Records for this exercise ▸
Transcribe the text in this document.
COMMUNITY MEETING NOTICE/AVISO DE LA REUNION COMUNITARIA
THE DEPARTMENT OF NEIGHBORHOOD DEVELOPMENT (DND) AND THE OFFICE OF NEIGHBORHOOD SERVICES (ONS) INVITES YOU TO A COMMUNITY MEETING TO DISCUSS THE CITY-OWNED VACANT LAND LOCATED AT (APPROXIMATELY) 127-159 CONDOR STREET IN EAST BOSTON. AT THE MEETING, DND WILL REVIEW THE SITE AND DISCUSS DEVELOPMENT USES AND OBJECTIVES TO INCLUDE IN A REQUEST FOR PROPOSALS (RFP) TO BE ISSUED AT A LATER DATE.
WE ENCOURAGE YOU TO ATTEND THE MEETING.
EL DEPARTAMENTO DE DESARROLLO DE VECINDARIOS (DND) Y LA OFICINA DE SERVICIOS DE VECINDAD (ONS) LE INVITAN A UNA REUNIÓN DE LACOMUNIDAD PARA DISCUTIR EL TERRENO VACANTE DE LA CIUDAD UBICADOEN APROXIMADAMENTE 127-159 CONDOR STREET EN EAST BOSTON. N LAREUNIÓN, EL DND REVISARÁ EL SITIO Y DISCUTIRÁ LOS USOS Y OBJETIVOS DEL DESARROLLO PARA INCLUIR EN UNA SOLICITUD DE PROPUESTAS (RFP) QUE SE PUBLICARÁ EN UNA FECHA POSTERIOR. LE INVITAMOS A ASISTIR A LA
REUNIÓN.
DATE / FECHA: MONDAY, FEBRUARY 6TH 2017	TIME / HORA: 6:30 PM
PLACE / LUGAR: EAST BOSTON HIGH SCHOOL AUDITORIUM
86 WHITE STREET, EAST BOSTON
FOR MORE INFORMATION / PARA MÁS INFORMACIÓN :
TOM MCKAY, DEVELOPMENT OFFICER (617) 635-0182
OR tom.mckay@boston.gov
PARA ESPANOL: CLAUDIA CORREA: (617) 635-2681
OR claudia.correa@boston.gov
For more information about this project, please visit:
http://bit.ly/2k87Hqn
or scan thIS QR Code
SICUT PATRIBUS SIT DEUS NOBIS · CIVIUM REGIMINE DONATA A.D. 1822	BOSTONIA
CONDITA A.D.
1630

Goal ▸ Find all the lines containing "COMMUNITY" in the material, then copy them.

Answer to the task ▸
COMMUNITY MEETING NOTICE/AVISO DE LA REUNION COMUNITARIA
THE DEPARTMENT OF NEIGHBORHOOD DEVELOPMENT (DND) AND THE OFFICE OF NEIGHBORHOOD SERVICES (ONS) INVITES YOU TO A COMMUNITY MEETING TO DISCUSS THE CITY-OWNED VACANT LAND LOCATED AT (APPROXIMATELY) 127-159 CONDOR STREET IN EAST BOSTON. AT THE MEETING, DND WILL REVIEW THE SITE AND DISCUSS DEVELOPMENT USES AND OBJECTIVES TO INCLUDE IN A REQUEST FOR PROPOSALS (RFP) TO BE ISSUED AT A LATER DATE.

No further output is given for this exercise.